Data entries:

◆ ◆ ◆ ◆ ◆

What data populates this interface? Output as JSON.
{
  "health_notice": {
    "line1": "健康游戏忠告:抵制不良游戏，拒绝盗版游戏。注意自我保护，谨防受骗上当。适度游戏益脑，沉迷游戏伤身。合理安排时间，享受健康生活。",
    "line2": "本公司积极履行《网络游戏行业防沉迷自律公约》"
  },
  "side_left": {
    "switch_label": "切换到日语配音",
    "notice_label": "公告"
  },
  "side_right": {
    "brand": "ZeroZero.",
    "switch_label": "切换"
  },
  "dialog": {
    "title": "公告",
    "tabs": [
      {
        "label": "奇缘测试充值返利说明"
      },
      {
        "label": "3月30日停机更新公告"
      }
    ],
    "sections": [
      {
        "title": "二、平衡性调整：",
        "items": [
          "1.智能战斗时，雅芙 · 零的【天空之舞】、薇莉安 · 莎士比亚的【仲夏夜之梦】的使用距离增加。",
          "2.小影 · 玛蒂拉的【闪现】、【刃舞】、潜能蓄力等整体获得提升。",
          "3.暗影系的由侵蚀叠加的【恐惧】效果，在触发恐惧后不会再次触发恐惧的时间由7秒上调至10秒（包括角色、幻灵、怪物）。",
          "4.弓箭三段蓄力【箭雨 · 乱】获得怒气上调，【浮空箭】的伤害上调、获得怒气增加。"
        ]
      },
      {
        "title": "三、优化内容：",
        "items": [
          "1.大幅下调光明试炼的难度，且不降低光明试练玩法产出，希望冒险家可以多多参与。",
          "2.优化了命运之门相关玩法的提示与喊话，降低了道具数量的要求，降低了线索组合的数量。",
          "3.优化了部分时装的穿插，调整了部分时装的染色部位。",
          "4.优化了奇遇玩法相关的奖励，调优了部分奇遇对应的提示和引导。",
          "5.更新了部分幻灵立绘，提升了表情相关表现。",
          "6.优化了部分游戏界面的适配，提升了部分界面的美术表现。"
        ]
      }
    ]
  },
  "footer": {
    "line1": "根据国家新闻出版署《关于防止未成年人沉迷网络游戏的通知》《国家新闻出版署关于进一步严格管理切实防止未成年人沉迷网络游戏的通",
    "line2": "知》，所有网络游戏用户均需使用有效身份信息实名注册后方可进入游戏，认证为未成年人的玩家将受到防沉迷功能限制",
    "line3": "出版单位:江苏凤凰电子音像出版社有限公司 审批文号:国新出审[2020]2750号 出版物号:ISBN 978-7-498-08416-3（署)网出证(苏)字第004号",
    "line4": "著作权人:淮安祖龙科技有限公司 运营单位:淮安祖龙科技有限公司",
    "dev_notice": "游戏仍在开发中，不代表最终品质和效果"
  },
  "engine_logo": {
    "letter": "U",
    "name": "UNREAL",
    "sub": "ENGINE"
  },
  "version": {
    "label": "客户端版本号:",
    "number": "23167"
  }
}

◆ ◆ ◆ ◆ ◆

### Requirement
From the records above, extract every entry exactly as given.

### Solved exercise
What data populates this interface? Output as JSON.
{
  "health_notice": {
    "line1": "健康游戏忠告:抵制不良游戏，拒绝盗版游戏。注意自我保护，谨防受骗上当。适度游戏益脑，沉迷游戏伤身。合理安排时间，享受健康生活。",
    "line2": "本公司积极履行《网络游戏行业防沉迷自律公约》"
  },
  "side_left": {
    "switch_label": "切换到日语配音",
    "notice_label": "公告"
  },
  "side_right": {
    "brand": "ZeroZero.",
    "switch_label": "切换"
  },
  "dialog": {
    "title": "公告",
    "tabs": [
      {
        "label": "奇缘测试充值返利说明"
      },
      {
        "label": "3月30日停机更新公告"
      }
    ],
    "sections": [
      {
        "title": "二、平衡性调整：",
        "items": [
          "1.智能战斗时，雅芙 · 零的【天空之舞】、薇莉安 · 莎士比亚的【仲夏夜之梦】的使用距离增加。",
          "2.小影 · 玛蒂拉的【闪现】、【刃舞】、潜能蓄力等整体获得提升。",
          "3.暗影系的由侵蚀叠加的【恐惧】效果，在触发恐惧后不会再次触发恐惧的时间由7秒上调至10秒（包括角色、幻灵、怪物）。",
          "4.弓箭三段蓄力【箭雨 · 乱】获得怒气上调，【浮空箭】的伤害上调、获得怒气增加。"
        ]
      },
      {
        "title": "三、优化内容：",
        "items": [
          "1.大幅下调光明试炼的难度，且不降低光明试练玩法产出，希望冒险家可以多多参与。",
          "2.优化了命运之门相关玩法的提示与喊话，降低了道具数量的要求，降低了线索组合的数量。",
          "3.优化了部分时装的穿插，调整了部分时装的染色部位。",
          "4.优化了奇遇玩法相关的奖励，调优了部分奇遇对应的提示和引导。",
          "5.更新了部分幻灵立绘，提升了表情相关表现。",
          "6.优化了部分游戏界面的适配，提升了部分界面的美术表现。"
        ]
      }
    ]
  },
  "footer": {
    "line1": "根据国家新闻出版署《关于防止未成年人沉迷网络游戏的通知》《国家新闻出版署关于进一步严格管理切实防止未成年人沉迷网络游戏的通",
    "line2": "知》，所有网络游戏用户均需使用有效身份信息实名注册后方可进入游戏，认证为未成年人的玩家将受到防沉迷功能限制",
    "line3": "出版单位:江苏凤凰电子音像出版社有限公司 审批文号:国新出审[2020]2750号 出版物号:ISBN 978-7-498-08416-3（署)网出证(苏)字第004号",
    "line4": "著作权人:淮安祖龙科技有限公司 运营单位:淮安祖龙科技有限公司",
    "dev_notice": "游戏仍在开发中，不代表最终品质和效果"
  },
  "engine_logo": {
    "letter": "U",
    "name": "UNREAL",
    "sub": "ENGINE"
  },
  "version": {
    "label": "客户端版本号:",
    "number": "23167"
  }
}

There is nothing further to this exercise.